Exactly reproduce the lines that follow.

[start RECORDS FOR THE TASK]

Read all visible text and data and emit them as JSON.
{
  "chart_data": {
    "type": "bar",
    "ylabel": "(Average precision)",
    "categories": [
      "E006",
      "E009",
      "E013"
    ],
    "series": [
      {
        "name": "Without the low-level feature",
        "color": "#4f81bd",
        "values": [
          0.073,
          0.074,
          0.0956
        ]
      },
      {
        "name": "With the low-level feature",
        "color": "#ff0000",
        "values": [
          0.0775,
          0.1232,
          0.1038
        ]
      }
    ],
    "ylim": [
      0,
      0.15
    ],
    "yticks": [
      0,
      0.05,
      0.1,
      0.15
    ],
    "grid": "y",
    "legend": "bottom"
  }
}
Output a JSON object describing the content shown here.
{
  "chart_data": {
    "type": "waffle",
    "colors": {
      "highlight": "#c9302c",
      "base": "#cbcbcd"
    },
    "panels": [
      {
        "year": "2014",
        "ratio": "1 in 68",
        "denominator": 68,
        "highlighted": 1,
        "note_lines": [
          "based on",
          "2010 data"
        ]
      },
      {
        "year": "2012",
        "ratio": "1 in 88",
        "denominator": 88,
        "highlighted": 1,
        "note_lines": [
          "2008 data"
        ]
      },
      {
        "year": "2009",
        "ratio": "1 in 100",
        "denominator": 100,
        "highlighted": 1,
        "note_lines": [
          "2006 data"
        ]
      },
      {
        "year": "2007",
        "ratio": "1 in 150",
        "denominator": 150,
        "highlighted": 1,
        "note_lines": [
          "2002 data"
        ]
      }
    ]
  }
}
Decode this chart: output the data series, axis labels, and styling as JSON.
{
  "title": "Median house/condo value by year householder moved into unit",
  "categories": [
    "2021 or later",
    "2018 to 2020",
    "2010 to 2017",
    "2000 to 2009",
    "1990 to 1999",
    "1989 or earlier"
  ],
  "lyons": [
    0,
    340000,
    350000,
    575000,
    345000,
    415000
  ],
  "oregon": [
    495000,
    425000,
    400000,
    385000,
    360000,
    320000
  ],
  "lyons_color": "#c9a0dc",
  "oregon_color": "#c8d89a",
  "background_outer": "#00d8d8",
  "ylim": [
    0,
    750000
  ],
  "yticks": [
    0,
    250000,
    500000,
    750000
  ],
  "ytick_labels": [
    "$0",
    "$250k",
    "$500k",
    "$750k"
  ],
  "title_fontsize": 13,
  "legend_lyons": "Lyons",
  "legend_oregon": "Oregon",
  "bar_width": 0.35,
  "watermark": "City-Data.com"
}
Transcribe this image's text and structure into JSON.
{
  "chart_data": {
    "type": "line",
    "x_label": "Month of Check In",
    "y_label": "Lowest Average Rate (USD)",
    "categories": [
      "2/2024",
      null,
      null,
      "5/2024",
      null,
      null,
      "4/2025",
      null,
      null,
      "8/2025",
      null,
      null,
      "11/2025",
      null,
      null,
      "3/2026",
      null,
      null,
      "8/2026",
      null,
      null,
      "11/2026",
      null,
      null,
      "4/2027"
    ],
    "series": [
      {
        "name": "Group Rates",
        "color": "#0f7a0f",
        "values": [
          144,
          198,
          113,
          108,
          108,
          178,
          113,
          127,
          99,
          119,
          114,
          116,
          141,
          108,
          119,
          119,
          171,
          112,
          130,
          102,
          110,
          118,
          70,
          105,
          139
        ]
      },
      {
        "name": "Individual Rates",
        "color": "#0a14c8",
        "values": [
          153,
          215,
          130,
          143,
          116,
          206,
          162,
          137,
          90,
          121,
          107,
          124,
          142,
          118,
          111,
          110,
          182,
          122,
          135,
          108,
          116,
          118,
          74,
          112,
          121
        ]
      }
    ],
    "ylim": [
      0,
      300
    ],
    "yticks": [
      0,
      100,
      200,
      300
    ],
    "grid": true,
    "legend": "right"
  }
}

[end RECORDS FOR THE TASK]

• **TASK ANSWER**
Read all visible text and data and emit them as JSON.
{
  "chart_data": {
    "type": "bar",
    "ylabel": "(Average precision)",
    "categories": [
      "E006",
      "E009",
      "E013"
    ],
    "series": [
      {
        "name": "Without the low-level feature",
        "color": "#4f81bd",
        "values": [
          0.073,
          0.074,
          0.0956
        ]
      },
      {
        "name": "With the low-level feature",
        "color": "#ff0000",
        "values": [
          0.0775,
          0.1232,
          0.1038
        ]
      }
    ],
    "ylim": [
      0,
      0.15
    ],
    "yticks": [
      0,
      0.05,
      0.1,
      0.15
    ],
    "grid": "y",
    "legend": "bottom"
  }
}
Output a JSON object describing the content shown here.
{
  "chart_data": {
    "type": "waffle",
    "colors": {
      "highlight": "#c9302c",
      "base": "#cbcbcd"
    },
    "panels": [
      {
        "year": "2014",
        "ratio": "1 in 68",
        "denominator": 68,
        "highlighted": 1,
        "note_lines": [
          "based on",
          "2010 data"
        ]
      },
      {
        "year": "2012",
        "ratio": "1 in 88",
        "denominator": 88,
        "highlighted": 1,
        "note_lines": [
          "2008 data"
        ]
      },
      {
        "year": "2009",
        "ratio": "1 in 100",
        "denominator": 100,
        "highlighted": 1,
        "note_lines": [
          "2006 data"
        ]
      },
      {
        "year": "2007",
        "ratio": "1 in 150",
        "denominator": 150,
        "highlighted": 1,
        "note_lines": [
          "2002 data"
        ]
      }
    ]
  }
}
Decode this chart: output the data series, axis labels, and styling as JSON.
{
  "title": "Median house/condo value by year householder moved into unit",
  "categories": [
    "2021 or later",
    "2018 to 2020",
    "2010 to 2017",
    "2000 to 2009",
    "1990 to 1999",
    "1989 or earlier"
  ],
  "lyons": [
    0,
    340000,
    350000,
    575000,
    345000,
    415000
  ],
  "oregon": [
    495000,
    425000,
    400000,
    385000,
    360000,
    320000
  ],
  "lyons_color": "#c9a0dc",
  "oregon_color": "#c8d89a",
  "background_outer": "#00d8d8",
  "ylim": [
    0,
    750000
  ],
  "yticks": [
    0,
    250000,
    500000,
    750000
  ],
  "ytick_labels": [
    "$0",
    "$250k",
    "$500k",
    "$750k"
  ],
  "title_fontsize": 13,
  "legend_lyons": "Lyons",
  "legend_oregon": "Oregon",
  "bar_width": 0.35,
  "watermark": "City-Data.com"
}
Transcribe this image's text and structure into JSON.
{
  "chart_data": {
    "type": "line",
    "x_label": "Month of Check In",
    "y_label": "Lowest Average Rate (USD)",
    "categories": [
      "2/2024",
      null,
      null,
      "5/2024",
      null,
      null,
      "4/2025",
      null,
      null,
      "8/2025",
      null,
      null,
      "11/2025",
      null,
      null,
      "3/2026",
      null,
      null,
      "8/2026",
      null,
      null,
      "11/2026",
      null,
      null,
      "4/2027"
    ],
    "series": [
      {
        "name": "Group Rates",
        "color": "#0f7a0f",
        "values": [
          144,
          198,
          113,
          108,
          108,
          178,
          113,
          127,
          99,
          119,
          114,
          116,
          141,
          108,
          119,
          119,
          171,
          112,
          130,
          102,
          110,
          118,
          70,
          105,
          139
        ]
      },
      {
        "name": "Individual Rates",
        "color": "#0a14c8",
        "values": [
          153,
          215,
          130,
          143,
          116,
          206,
          162,
          137,
          90,
          121,
          107,
          124,
          142,
          118,
          111,
          110,
          182,
          122,
          135,
          108,
          116,
          118,
          74,
          112,
          121
        ]
      }
    ],
    "ylim": [
      0,
      300
    ],
    "yticks": [
      0,
      100,
      200,
      300
    ],
    "grid": true,
    "legend": "right"
  }
}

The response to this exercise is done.